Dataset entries
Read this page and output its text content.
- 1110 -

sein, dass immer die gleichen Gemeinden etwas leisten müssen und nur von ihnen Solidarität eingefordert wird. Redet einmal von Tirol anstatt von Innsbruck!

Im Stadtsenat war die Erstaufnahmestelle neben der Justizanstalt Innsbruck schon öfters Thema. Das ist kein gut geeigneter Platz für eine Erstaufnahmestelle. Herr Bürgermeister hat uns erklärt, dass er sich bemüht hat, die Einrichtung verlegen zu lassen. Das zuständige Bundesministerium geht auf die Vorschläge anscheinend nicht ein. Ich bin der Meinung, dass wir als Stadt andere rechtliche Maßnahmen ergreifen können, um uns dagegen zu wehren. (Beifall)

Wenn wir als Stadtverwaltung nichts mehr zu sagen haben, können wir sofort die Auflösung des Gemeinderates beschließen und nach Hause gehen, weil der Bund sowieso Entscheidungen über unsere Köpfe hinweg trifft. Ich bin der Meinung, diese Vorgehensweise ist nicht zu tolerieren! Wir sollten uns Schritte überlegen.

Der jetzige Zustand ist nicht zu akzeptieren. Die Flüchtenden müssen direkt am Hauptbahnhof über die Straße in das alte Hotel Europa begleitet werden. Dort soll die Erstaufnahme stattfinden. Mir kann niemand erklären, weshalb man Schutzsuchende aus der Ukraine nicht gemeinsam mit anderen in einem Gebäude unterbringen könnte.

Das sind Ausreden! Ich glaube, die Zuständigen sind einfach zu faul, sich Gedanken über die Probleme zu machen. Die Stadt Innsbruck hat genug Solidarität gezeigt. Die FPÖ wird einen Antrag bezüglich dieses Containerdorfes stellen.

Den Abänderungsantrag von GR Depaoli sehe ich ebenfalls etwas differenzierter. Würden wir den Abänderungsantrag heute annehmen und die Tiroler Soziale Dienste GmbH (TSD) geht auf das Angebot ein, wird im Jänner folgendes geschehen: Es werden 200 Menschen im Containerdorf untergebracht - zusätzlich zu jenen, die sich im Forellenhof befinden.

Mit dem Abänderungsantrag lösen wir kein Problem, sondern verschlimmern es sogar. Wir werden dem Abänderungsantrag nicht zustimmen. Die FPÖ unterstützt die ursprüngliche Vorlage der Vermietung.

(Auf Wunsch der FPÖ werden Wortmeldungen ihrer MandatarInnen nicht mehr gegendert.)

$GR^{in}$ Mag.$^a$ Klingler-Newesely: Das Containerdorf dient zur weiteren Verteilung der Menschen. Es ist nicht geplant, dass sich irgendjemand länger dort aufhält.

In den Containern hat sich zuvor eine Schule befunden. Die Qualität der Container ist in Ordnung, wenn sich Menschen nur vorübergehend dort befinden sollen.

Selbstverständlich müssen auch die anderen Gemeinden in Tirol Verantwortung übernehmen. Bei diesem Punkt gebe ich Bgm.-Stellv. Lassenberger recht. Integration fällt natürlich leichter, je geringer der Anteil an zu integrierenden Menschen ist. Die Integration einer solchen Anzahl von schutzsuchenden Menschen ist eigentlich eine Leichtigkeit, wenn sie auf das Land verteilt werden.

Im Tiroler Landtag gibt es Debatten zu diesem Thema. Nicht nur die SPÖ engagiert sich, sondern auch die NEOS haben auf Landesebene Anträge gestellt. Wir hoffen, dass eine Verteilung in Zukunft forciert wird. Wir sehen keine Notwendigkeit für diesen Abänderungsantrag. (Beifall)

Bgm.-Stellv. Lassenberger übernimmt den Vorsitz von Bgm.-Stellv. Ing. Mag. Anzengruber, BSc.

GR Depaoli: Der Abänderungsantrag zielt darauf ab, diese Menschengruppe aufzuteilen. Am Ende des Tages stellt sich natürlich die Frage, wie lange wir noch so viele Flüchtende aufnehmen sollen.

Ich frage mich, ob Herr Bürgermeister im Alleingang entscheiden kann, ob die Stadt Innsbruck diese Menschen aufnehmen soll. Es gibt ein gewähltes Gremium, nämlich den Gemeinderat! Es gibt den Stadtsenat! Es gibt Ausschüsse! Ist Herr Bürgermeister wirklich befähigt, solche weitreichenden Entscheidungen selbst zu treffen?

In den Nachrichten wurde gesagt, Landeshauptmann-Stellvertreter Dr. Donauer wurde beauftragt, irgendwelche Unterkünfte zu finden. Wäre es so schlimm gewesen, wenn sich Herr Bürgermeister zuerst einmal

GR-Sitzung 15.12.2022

Exercise details:
Show the data once more, exactly as it was written.

Answer to the exercise:
Read this page and output its text content.
- 1110 -

sein, dass immer die gleichen Gemeinden etwas leisten müssen und nur von ihnen Solidarität eingefordert wird. Redet einmal von Tirol anstatt von Innsbruck!

Im Stadtsenat war die Erstaufnahmestelle neben der Justizanstalt Innsbruck schon öfters Thema. Das ist kein gut geeigneter Platz für eine Erstaufnahmestelle. Herr Bürgermeister hat uns erklärt, dass er sich bemüht hat, die Einrichtung verlegen zu lassen. Das zuständige Bundesministerium geht auf die Vorschläge anscheinend nicht ein. Ich bin der Meinung, dass wir als Stadt andere rechtliche Maßnahmen ergreifen können, um uns dagegen zu wehren. (Beifall)

Wenn wir als Stadtverwaltung nichts mehr zu sagen haben, können wir sofort die Auflösung des Gemeinderates beschließen und nach Hause gehen, weil der Bund sowieso Entscheidungen über unsere Köpfe hinweg trifft. Ich bin der Meinung, diese Vorgehensweise ist nicht zu tolerieren! Wir sollten uns Schritte überlegen.

Der jetzige Zustand ist nicht zu akzeptieren. Die Flüchtenden müssen direkt am Hauptbahnhof über die Straße in das alte Hotel Europa begleitet werden. Dort soll die Erstaufnahme stattfinden. Mir kann niemand erklären, weshalb man Schutzsuchende aus der Ukraine nicht gemeinsam mit anderen in einem Gebäude unterbringen könnte.

Das sind Ausreden! Ich glaube, die Zuständigen sind einfach zu faul, sich Gedanken über die Probleme zu machen. Die Stadt Innsbruck hat genug Solidarität gezeigt. Die FPÖ wird einen Antrag bezüglich dieses Containerdorfes stellen.

Den Abänderungsantrag von GR Depaoli sehe ich ebenfalls etwas differenzierter. Würden wir den Abänderungsantrag heute annehmen und die Tiroler Soziale Dienste GmbH (TSD) geht auf das Angebot ein, wird im Jänner folgendes geschehen: Es werden 200 Menschen im Containerdorf untergebracht - zusätzlich zu jenen, die sich im Forellenhof befinden.

Mit dem Abänderungsantrag lösen wir kein Problem, sondern verschlimmern es sogar. Wir werden dem Abänderungsantrag nicht zustimmen. Die FPÖ unterstützt die ursprüngliche Vorlage der Vermietung.

(Auf Wunsch der FPÖ werden Wortmeldungen ihrer MandatarInnen nicht mehr gegendert.)

$GR^{in}$ Mag.$^a$ Klingler-Newesely: Das Containerdorf dient zur weiteren Verteilung der Menschen. Es ist nicht geplant, dass sich irgendjemand länger dort aufhält.

In den Containern hat sich zuvor eine Schule befunden. Die Qualität der Container ist in Ordnung, wenn sich Menschen nur vorübergehend dort befinden sollen.

Selbstverständlich müssen auch die anderen Gemeinden in Tirol Verantwortung übernehmen. Bei diesem Punkt gebe ich Bgm.-Stellv. Lassenberger recht. Integration fällt natürlich leichter, je geringer der Anteil an zu integrierenden Menschen ist. Die Integration einer solchen Anzahl von schutzsuchenden Menschen ist eigentlich eine Leichtigkeit, wenn sie auf das Land verteilt werden.

Im Tiroler Landtag gibt es Debatten zu diesem Thema. Nicht nur die SPÖ engagiert sich, sondern auch die NEOS haben auf Landesebene Anträge gestellt. Wir hoffen, dass eine Verteilung in Zukunft forciert wird. Wir sehen keine Notwendigkeit für diesen Abänderungsantrag. (Beifall)

Bgm.-Stellv. Lassenberger übernimmt den Vorsitz von Bgm.-Stellv. Ing. Mag. Anzengruber, BSc.

GR Depaoli: Der Abänderungsantrag zielt darauf ab, diese Menschengruppe aufzuteilen. Am Ende des Tages stellt sich natürlich die Frage, wie lange wir noch so viele Flüchtende aufnehmen sollen.

Ich frage mich, ob Herr Bürgermeister im Alleingang entscheiden kann, ob die Stadt Innsbruck diese Menschen aufnehmen soll. Es gibt ein gewähltes Gremium, nämlich den Gemeinderat! Es gibt den Stadtsenat! Es gibt Ausschüsse! Ist Herr Bürgermeister wirklich befähigt, solche weitreichenden Entscheidungen selbst zu treffen?

In den Nachrichten wurde gesagt, Landeshauptmann-Stellvertreter Dr. Donauer wurde beauftragt, irgendwelche Unterkünfte zu finden. Wäre es so schlimm gewesen, wenn sich Herr Bürgermeister zuerst einmal

GR-Sitzung 15.12.2022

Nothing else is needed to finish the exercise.